• [Given task] Extract every line from the records below that contains the word "在正方体ABCD".

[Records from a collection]
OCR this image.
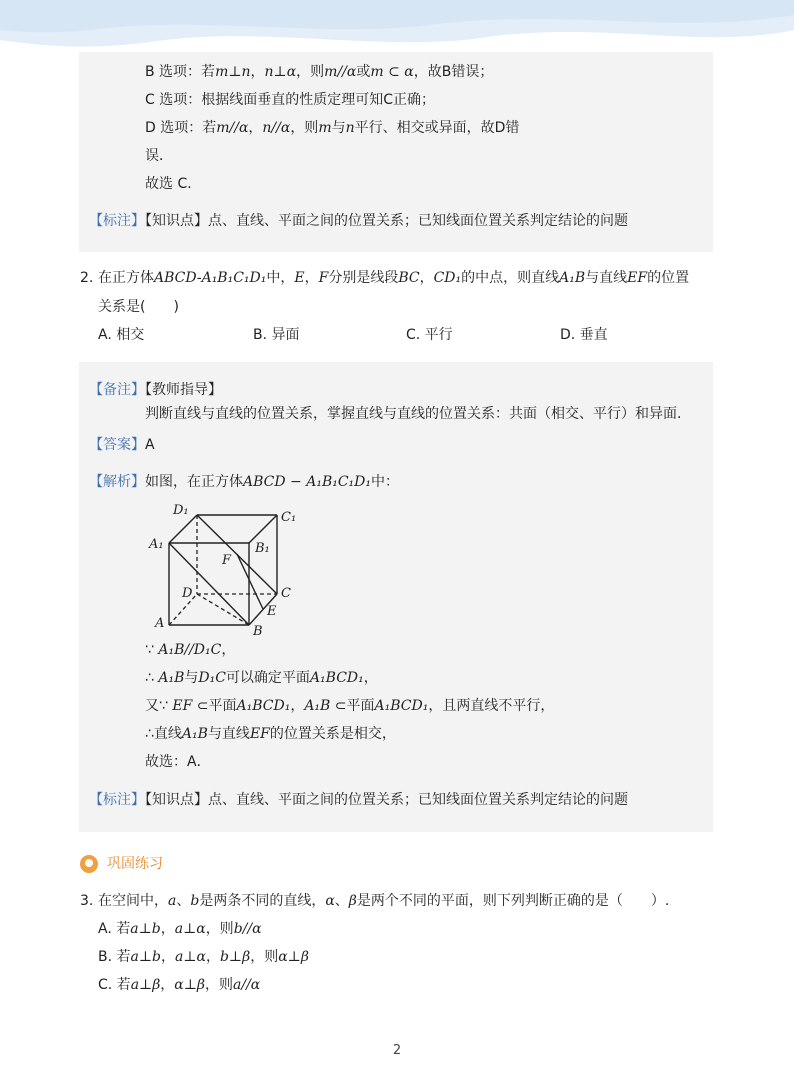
B 选项：若m⊥n，n⊥α，则m//α或m ⊂ α，故B错误；
C 选项：根据线面垂直的性质定理可知C正确；
D 选项：若m//α，n//α，则m与n平行、相交或异面，故D错
误．
故选 C．
【标注】【知识点】点、直线、平面之间的位置关系；已知线面位置关系判定结论的问题
2. 在正方体ABCD-A₁B₁C₁D₁中，E，F分别是线段BC，CD₁的中点，则直线A₁B与直线EF的位置
关系是(　　)
A. 相交	B. 异面	C. 平行	D. 垂直
【备注】【教师指导】
判断直线与直线的位置关系，掌握直线与直线的位置关系：共面（相交、平行）和异面.
【答案】A
【解析】如图，在正方体ABCD − A₁B₁C₁D₁中：
D₁	C₁
A₁	B₁
F
D	C
E
A
B
∵ A₁B//D₁C，
∴ A₁B与D₁C可以确定平面A₁BCD₁，
又∵ EF ⊂平面A₁BCD₁，A₁B ⊂平面A₁BCD₁，且两直线不平行，
∴直线A₁B与直线EF的位置关系是相交，
故选：A．
【标注】【知识点】点、直线、平面之间的位置关系；已知线面位置关系判定结论的问题
巩固练习
3. 在空间中，a、b是两条不同的直线，α、β是两个不同的平面，则下列判断正确的是（　　）.
A. 若a⊥b，a⊥α，则b//α
B. 若a⊥b，a⊥α，b⊥β，则α⊥β
C. 若a⊥β，α⊥β，则a//α
2
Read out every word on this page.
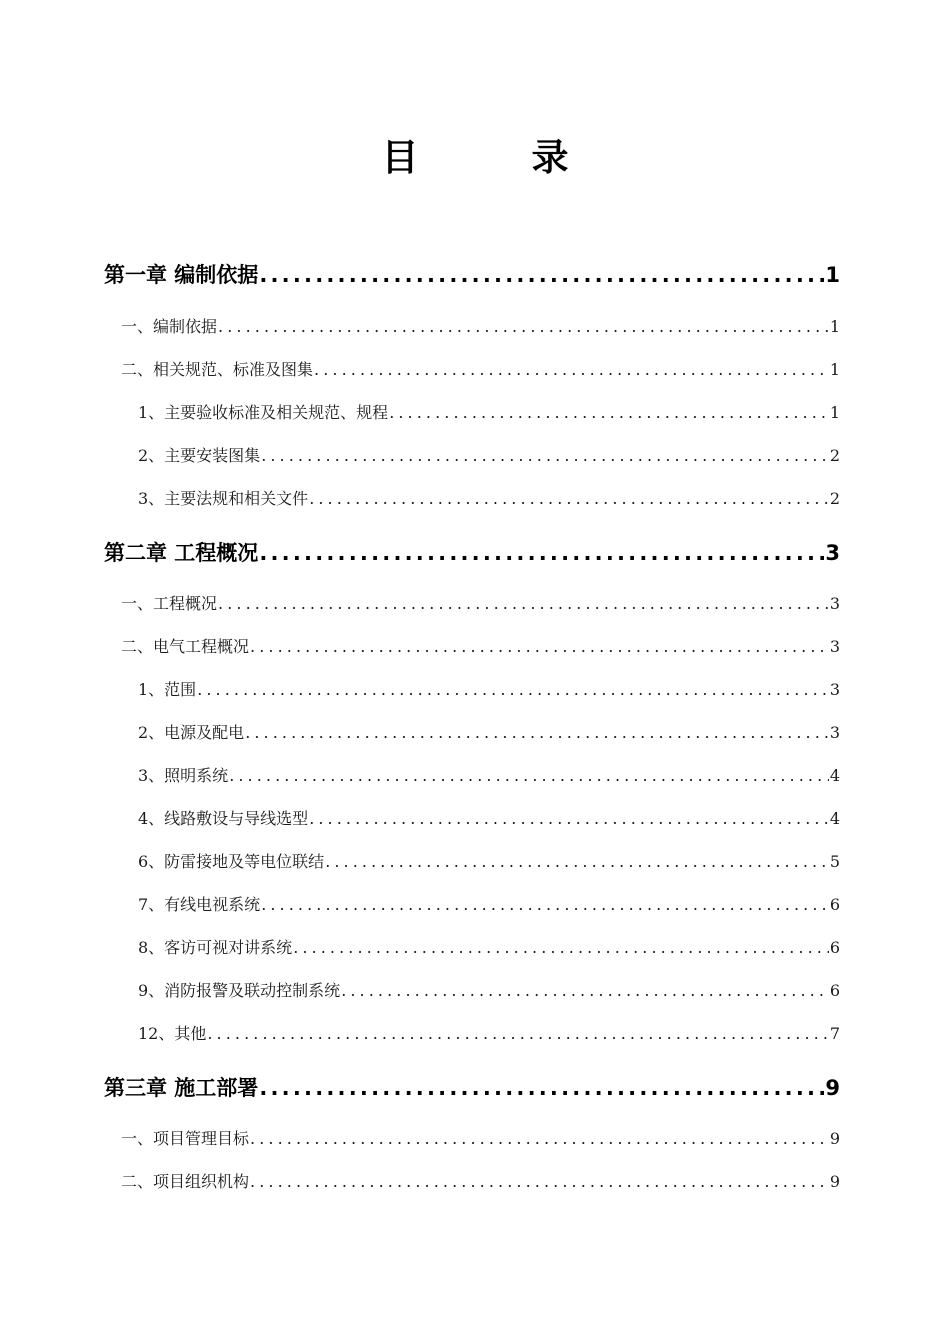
目　录
第一章 编制依据 .....	1
一、编制依据 .....	1
二、相关规范、标准及图集 .....	1
1、主要验收标准及相关规范、规程 .....	1
2、主要安装图集 .....	2
3、主要法规和相关文件 .....	2
第二章 工程概况 .....	3
一、工程概况 .....	3
二、电气工程概况 .....	3
1、范围 .....	3
2、电源及配电 .....	3
3、照明系统 .....	4
4、线路敷设与导线选型 .....	4
6、防雷接地及等电位联结 .....	5
7、有线电视系统 .....	6
8、客访可视对讲系统 .....	6
9、消防报警及联动控制系统 .....	6
12、其他 .....	7
第三章 施工部署 .....	9
一、项目管理目标 .....	9
二、项目组织机构 .....	9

• [The reply]
2. 在正方体ABCD-A₁B₁C₁D₁中，E，F分别是线段BC，CD₁的中点，则直线A₁B与直线EF的位置
【解析】如图，在正方体ABCD − A₁B₁C₁D₁中：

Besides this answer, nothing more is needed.